(Stored dataset items)
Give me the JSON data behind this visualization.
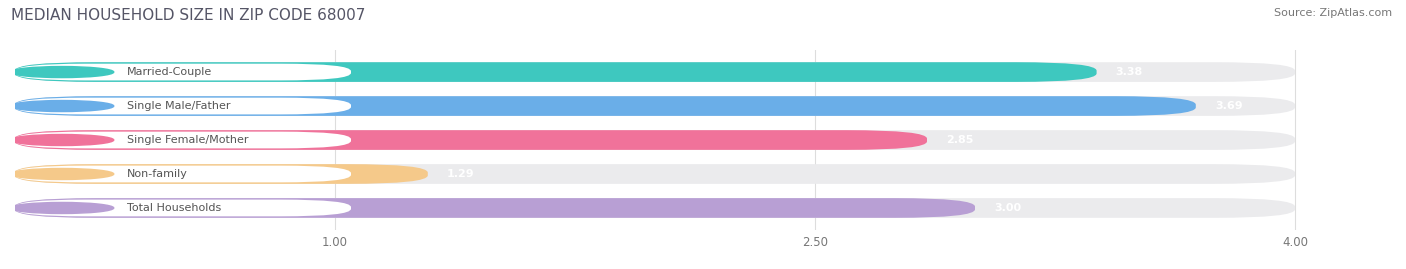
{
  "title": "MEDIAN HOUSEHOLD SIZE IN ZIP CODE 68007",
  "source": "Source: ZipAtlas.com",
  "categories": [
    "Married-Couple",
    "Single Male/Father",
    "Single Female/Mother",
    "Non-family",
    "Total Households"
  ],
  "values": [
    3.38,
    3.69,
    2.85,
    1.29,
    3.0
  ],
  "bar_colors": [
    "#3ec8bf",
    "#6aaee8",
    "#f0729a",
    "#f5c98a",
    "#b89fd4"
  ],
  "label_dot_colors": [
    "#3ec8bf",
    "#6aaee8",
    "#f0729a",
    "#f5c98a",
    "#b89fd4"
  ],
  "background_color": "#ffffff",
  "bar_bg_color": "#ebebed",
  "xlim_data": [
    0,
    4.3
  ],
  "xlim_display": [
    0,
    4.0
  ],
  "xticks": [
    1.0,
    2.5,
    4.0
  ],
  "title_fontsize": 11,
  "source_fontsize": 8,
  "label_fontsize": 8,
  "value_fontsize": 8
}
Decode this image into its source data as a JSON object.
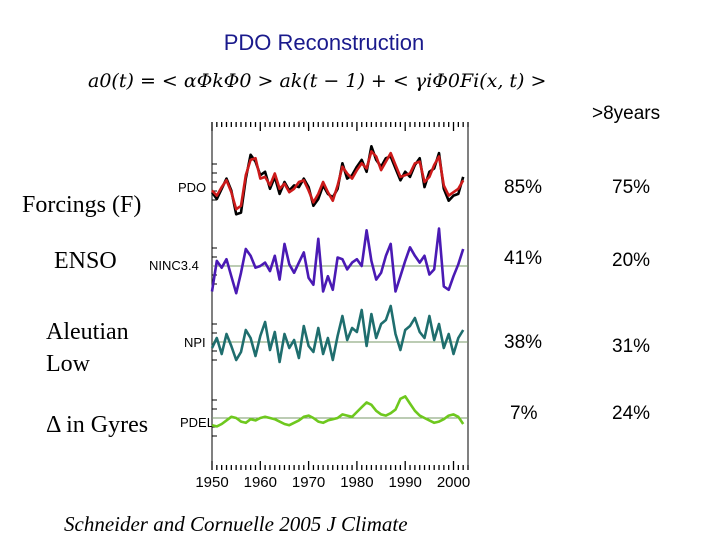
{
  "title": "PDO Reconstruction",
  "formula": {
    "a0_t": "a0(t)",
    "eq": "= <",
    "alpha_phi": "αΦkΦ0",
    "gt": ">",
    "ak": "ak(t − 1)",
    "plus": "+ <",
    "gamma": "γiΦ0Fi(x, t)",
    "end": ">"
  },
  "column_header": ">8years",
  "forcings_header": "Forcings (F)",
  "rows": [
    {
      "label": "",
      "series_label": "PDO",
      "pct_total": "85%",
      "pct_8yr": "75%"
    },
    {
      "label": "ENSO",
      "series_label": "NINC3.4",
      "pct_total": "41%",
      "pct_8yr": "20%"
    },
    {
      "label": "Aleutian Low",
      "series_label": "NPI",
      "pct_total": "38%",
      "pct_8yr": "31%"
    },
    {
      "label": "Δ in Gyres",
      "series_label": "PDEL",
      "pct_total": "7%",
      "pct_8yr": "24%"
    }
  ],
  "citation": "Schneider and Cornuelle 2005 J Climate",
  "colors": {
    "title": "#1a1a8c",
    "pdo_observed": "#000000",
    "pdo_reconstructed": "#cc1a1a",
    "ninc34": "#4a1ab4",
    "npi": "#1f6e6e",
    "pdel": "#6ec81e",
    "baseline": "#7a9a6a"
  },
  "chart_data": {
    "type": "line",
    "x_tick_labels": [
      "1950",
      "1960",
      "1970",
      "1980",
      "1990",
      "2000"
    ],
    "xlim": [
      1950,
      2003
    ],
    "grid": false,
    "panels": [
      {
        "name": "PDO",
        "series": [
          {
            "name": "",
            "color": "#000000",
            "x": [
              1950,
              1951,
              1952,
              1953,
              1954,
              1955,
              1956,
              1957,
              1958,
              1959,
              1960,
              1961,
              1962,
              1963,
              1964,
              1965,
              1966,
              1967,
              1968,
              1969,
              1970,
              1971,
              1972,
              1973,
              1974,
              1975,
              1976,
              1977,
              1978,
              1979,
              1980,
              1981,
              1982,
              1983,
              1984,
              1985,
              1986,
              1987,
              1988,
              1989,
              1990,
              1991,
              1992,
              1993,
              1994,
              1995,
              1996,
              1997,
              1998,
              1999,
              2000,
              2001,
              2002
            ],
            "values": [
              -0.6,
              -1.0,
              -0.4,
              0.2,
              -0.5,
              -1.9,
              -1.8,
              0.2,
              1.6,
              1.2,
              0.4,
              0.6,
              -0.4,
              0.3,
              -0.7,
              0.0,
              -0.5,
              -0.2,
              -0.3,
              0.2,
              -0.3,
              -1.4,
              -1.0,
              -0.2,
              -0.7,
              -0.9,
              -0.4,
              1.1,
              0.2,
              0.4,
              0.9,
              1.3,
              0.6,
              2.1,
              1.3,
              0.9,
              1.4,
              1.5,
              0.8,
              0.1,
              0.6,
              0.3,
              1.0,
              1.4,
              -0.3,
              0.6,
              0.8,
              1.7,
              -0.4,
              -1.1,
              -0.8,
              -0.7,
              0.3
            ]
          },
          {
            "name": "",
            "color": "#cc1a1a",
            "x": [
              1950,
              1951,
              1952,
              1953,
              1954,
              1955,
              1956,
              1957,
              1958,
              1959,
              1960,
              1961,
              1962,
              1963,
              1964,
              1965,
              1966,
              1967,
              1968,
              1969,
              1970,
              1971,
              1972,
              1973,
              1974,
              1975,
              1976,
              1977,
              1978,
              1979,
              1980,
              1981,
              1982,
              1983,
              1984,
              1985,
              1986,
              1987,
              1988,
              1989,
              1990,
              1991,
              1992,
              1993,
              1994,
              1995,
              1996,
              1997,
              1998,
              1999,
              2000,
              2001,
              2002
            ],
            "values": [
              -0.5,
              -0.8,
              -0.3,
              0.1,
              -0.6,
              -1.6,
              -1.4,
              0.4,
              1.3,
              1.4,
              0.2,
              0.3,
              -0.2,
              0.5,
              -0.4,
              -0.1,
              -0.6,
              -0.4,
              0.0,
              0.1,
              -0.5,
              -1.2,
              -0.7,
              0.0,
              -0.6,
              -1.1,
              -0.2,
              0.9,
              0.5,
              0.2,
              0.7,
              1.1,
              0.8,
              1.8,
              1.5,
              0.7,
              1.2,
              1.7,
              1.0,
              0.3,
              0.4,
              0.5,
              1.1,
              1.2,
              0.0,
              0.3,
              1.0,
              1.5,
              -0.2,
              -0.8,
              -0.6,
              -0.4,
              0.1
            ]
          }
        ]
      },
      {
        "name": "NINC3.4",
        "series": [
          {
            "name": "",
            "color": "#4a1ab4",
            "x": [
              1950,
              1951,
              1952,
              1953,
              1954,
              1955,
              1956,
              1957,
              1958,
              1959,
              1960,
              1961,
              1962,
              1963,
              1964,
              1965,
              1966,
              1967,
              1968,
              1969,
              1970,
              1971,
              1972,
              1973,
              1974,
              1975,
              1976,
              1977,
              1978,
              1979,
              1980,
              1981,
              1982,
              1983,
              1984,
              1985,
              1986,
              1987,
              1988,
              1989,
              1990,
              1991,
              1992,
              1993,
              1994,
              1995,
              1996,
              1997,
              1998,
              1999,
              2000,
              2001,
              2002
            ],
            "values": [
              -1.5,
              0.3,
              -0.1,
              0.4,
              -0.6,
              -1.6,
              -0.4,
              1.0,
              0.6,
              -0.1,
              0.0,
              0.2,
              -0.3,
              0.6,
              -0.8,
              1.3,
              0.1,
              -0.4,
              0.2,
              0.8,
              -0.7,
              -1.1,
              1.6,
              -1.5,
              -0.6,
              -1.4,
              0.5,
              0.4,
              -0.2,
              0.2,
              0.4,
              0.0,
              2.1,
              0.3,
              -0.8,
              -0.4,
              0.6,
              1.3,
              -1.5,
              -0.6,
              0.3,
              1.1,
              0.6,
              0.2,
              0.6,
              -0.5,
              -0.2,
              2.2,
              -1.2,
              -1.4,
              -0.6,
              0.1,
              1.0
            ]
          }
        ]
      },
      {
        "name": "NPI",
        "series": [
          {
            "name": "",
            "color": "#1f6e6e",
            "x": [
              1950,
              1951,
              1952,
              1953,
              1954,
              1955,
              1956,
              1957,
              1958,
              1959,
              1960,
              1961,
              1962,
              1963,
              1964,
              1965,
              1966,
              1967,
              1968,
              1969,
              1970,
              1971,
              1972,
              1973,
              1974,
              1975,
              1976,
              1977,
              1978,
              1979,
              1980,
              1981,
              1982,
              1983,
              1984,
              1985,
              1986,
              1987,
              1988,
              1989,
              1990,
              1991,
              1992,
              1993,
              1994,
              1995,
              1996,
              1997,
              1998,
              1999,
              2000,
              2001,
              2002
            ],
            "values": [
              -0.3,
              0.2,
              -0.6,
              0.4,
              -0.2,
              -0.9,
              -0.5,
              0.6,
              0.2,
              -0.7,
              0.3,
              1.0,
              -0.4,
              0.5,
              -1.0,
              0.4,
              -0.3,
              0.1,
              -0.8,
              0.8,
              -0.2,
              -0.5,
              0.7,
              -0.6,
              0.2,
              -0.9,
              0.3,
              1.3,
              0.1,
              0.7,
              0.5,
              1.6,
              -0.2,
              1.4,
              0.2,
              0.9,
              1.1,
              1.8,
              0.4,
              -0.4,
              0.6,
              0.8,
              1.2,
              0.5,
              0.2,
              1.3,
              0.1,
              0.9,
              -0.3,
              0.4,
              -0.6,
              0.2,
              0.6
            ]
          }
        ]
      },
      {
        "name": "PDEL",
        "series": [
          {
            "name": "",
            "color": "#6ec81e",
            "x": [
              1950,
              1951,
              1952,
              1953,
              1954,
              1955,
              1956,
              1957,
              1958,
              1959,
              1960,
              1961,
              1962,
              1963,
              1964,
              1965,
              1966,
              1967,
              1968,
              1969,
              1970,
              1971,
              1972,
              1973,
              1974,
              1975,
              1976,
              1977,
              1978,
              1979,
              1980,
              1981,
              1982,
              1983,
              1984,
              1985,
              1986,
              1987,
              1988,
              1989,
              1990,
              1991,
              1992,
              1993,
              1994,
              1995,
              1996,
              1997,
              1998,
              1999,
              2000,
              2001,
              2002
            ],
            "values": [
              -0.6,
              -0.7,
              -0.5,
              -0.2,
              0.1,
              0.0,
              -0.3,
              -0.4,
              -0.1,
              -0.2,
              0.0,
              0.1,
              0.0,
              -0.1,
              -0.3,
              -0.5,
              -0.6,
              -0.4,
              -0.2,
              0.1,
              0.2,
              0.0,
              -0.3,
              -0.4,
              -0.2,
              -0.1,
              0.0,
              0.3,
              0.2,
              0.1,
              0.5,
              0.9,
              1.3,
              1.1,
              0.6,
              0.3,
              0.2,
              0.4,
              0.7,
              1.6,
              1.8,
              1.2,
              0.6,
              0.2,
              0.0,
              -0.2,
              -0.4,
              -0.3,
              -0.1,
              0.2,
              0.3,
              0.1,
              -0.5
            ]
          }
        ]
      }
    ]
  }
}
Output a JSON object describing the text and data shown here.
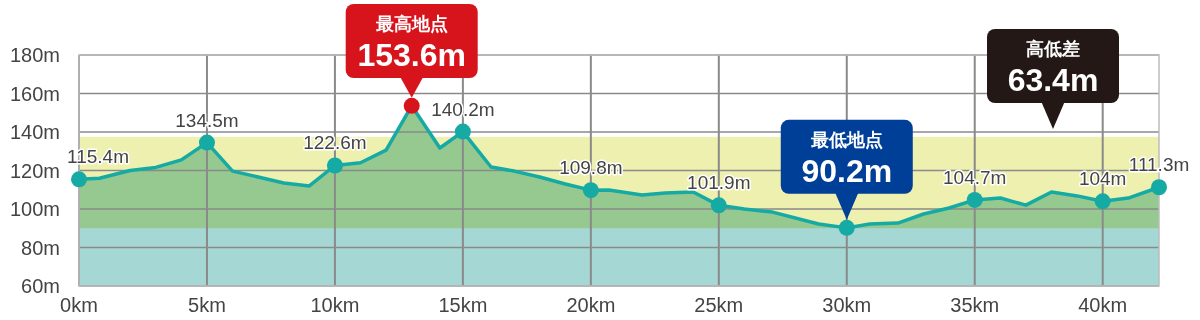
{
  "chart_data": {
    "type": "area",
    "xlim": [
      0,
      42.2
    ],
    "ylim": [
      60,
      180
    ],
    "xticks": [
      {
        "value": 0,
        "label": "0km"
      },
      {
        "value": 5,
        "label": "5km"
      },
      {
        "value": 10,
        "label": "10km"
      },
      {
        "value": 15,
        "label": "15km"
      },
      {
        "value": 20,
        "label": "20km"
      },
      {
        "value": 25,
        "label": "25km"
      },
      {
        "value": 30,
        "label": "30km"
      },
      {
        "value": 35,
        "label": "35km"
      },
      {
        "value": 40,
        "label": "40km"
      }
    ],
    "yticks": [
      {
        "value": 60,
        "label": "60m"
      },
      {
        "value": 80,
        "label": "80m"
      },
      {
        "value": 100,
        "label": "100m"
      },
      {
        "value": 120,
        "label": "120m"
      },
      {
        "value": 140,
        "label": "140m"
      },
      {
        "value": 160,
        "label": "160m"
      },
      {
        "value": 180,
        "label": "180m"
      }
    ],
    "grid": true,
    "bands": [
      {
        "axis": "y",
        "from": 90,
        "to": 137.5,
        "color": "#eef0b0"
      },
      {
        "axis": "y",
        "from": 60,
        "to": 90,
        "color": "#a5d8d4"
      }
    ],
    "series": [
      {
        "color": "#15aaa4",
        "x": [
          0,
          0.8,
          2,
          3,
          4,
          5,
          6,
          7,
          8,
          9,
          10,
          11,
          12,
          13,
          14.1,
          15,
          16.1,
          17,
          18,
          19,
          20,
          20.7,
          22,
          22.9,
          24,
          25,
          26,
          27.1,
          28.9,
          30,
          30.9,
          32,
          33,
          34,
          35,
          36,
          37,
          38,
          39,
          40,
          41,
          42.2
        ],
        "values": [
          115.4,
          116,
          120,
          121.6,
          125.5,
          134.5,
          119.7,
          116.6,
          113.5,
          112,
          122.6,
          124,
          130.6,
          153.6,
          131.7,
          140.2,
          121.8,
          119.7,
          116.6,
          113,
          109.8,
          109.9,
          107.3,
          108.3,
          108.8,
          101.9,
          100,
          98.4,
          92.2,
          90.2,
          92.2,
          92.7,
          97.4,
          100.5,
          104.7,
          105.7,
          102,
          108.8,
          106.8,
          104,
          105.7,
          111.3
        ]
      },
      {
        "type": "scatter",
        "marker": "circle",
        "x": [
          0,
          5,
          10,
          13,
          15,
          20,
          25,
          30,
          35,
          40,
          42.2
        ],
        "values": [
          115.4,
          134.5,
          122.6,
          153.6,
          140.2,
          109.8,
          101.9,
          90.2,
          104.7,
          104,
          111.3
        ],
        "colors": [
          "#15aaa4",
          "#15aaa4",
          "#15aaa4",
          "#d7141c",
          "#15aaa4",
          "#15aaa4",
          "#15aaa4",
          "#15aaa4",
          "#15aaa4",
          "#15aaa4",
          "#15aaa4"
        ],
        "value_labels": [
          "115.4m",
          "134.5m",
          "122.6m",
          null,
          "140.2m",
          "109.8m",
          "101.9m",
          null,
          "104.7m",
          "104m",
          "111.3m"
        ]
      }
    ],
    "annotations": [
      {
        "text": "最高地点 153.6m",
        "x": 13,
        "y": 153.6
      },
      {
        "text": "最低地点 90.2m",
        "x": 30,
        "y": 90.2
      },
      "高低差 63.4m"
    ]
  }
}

- [What you need to do]: Give the number of lines where the string "this" occurs, without any further text.

- [Right answer]: 2